*AIM*.
Only the pictures are omitted; repeat all other data exactly.

*RECORD LIST*.

++++++++++

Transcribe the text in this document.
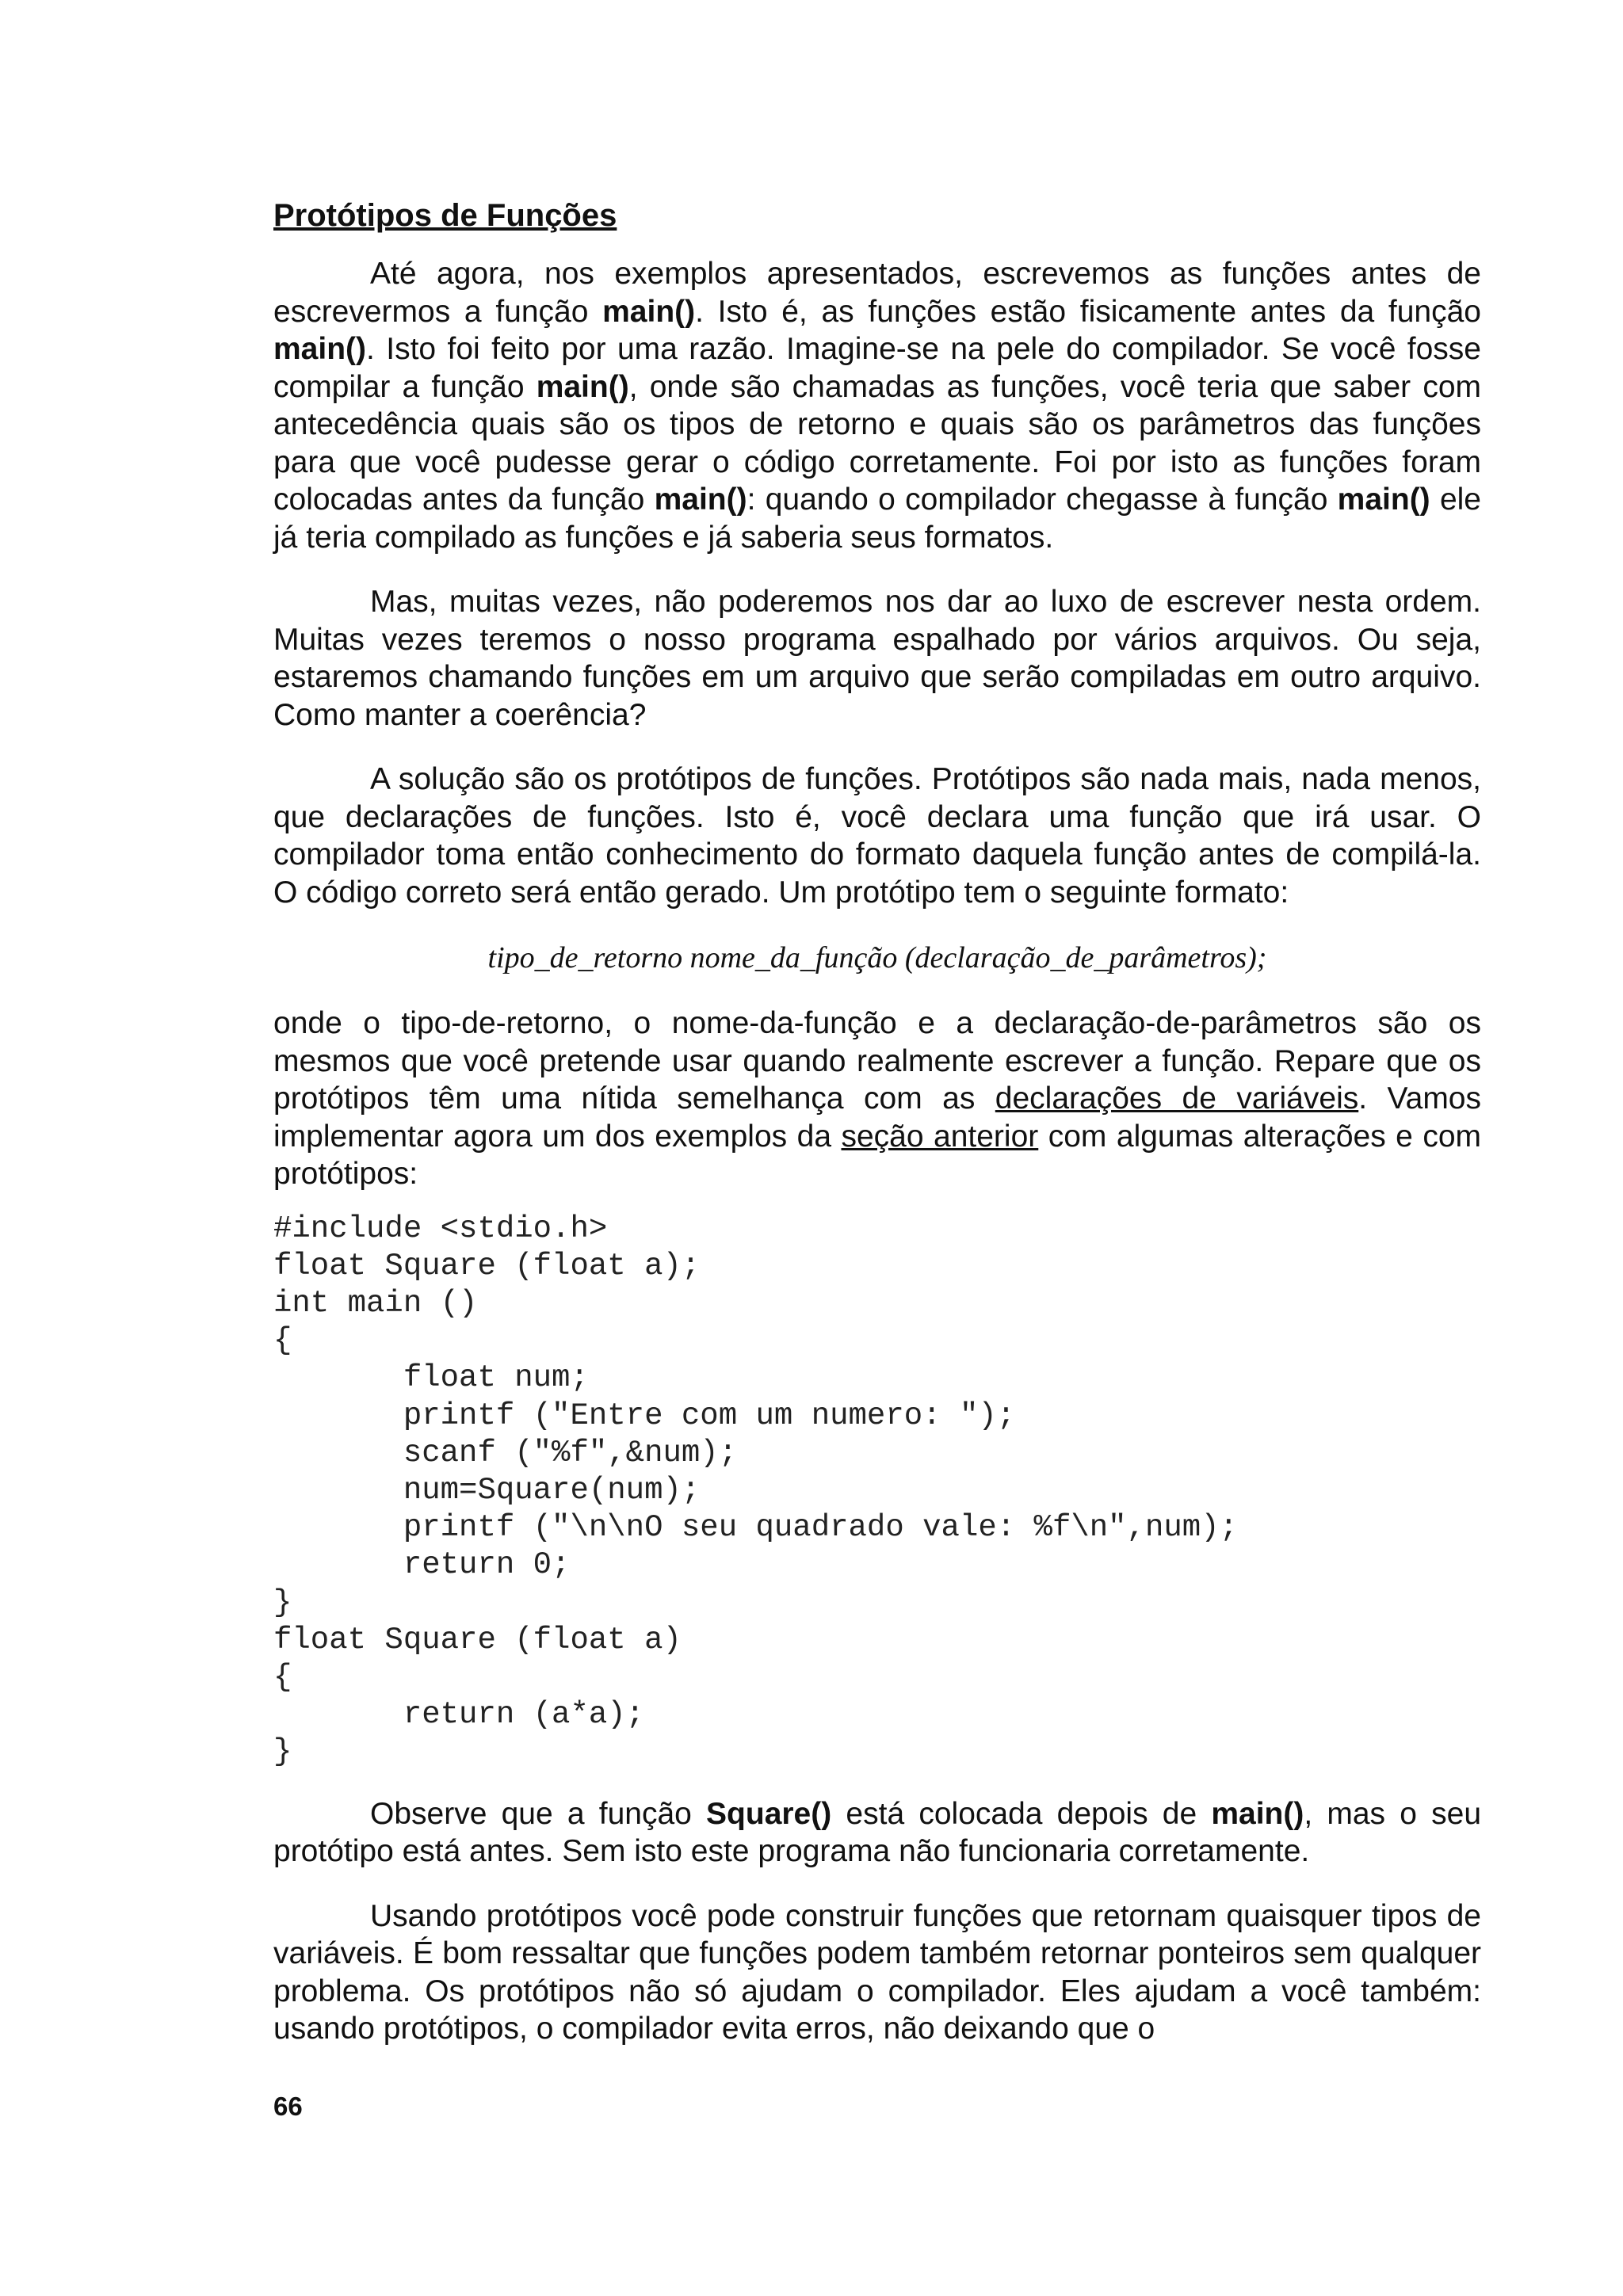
Protótipos de Funções

Até agora, nos exemplos apresentados, escrevemos as funções antes de escrevermos a função main(). Isto é, as funções estão fisicamente antes da função main(). Isto foi feito por uma razão. Imagine-se na pele do compilador. Se você fosse compilar a função main(), onde são chamadas as funções, você teria que saber com antecedência quais são os tipos de retorno e quais são os parâmetros das funções para que você pudesse gerar o código corretamente. Foi por isto as funções foram colocadas antes da função main(): quando o compilador chegasse à função main() ele já teria compilado as funções e já saberia seus formatos.

Mas, muitas vezes, não poderemos nos dar ao luxo de escrever nesta ordem. Muitas vezes teremos o nosso programa espalhado por vários arquivos. Ou seja, estaremos chamando funções em um arquivo que serão compiladas em outro arquivo. Como manter a coerência?

A solução são os protótipos de funções. Protótipos são nada mais, nada menos, que declarações de funções. Isto é, você declara uma função que irá usar. O compilador toma então conhecimento do formato daquela função antes de compilá-la. O código correto será então gerado. Um protótipo tem o seguinte formato:

tipo_de_retorno nome_da_função (declaração_de_parâmetros);

onde o tipo-de-retorno, o nome-da-função e a declaração-de-parâmetros são os mesmos que você pretende usar quando realmente escrever a função. Repare que os protótipos têm uma nítida semelhança com as declarações de variáveis. Vamos implementar agora um dos exemplos da seção anterior com algumas alterações e com protótipos:

#include <stdio.h>
float Square (float a);
int main ()
{
float num;
printf ("Entre com um numero: ");
scanf ("%f",&num);
num=Square(num);
printf ("\n\nO seu quadrado vale: %f\n",num);
return 0;
}
float Square (float a)
{
return (a*a);
}

Observe que a função Square() está colocada depois de main(), mas o seu protótipo está antes. Sem isto este programa não funcionaria corretamente.

Usando protótipos você pode construir funções que retornam quaisquer tipos de variáveis. É bom ressaltar que funções podem também retornar ponteiros sem qualquer problema. Os protótipos não só ajudam o compilador. Eles ajudam a você também: usando protótipos, o compilador evita erros, não deixando que o

66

++++++++++

*RESPONSE TO THE TASK*.
Transcribe the text in this document.
Protótipos de Funções

Até agora, nos exemplos apresentados, escrevemos as funções antes de escrevermos a função main(). Isto é, as funções estão fisicamente antes da função main(). Isto foi feito por uma razão. Imagine-se na pele do compilador. Se você fosse compilar a função main(), onde são chamadas as funções, você teria que saber com antecedência quais são os tipos de retorno e quais são os parâmetros das funções para que você pudesse gerar o código corretamente. Foi por isto as funções foram colocadas antes da função main(): quando o compilador chegasse à função main() ele já teria compilado as funções e já saberia seus formatos.

Mas, muitas vezes, não poderemos nos dar ao luxo de escrever nesta ordem. Muitas vezes teremos o nosso programa espalhado por vários arquivos. Ou seja, estaremos chamando funções em um arquivo que serão compiladas em outro arquivo. Como manter a coerência?

A solução são os protótipos de funções. Protótipos são nada mais, nada menos, que declarações de funções. Isto é, você declara uma função que irá usar. O compilador toma então conhecimento do formato daquela função antes de compilá-la. O código correto será então gerado. Um protótipo tem o seguinte formato:

tipo_de_retorno nome_da_função (declaração_de_parâmetros);

onde o tipo-de-retorno, o nome-da-função e a declaração-de-parâmetros são os mesmos que você pretende usar quando realmente escrever a função. Repare que os protótipos têm uma nítida semelhança com as declarações de variáveis. Vamos implementar agora um dos exemplos da seção anterior com algumas alterações e com protótipos:

#include <stdio.h>
float Square (float a);
int main ()
{
float num;
printf ("Entre com um numero: ");
scanf ("%f",&num);
num=Square(num);
printf ("\n\nO seu quadrado vale: %f\n",num);
return 0;
}
float Square (float a)
{
return (a*a);
}

Observe que a função Square() está colocada depois de main(), mas o seu protótipo está antes. Sem isto este programa não funcionaria corretamente.

Usando protótipos você pode construir funções que retornam quaisquer tipos de variáveis. É bom ressaltar que funções podem também retornar ponteiros sem qualquer problema. Os protótipos não só ajudam o compilador. Eles ajudam a você também: usando protótipos, o compilador evita erros, não deixando que o

66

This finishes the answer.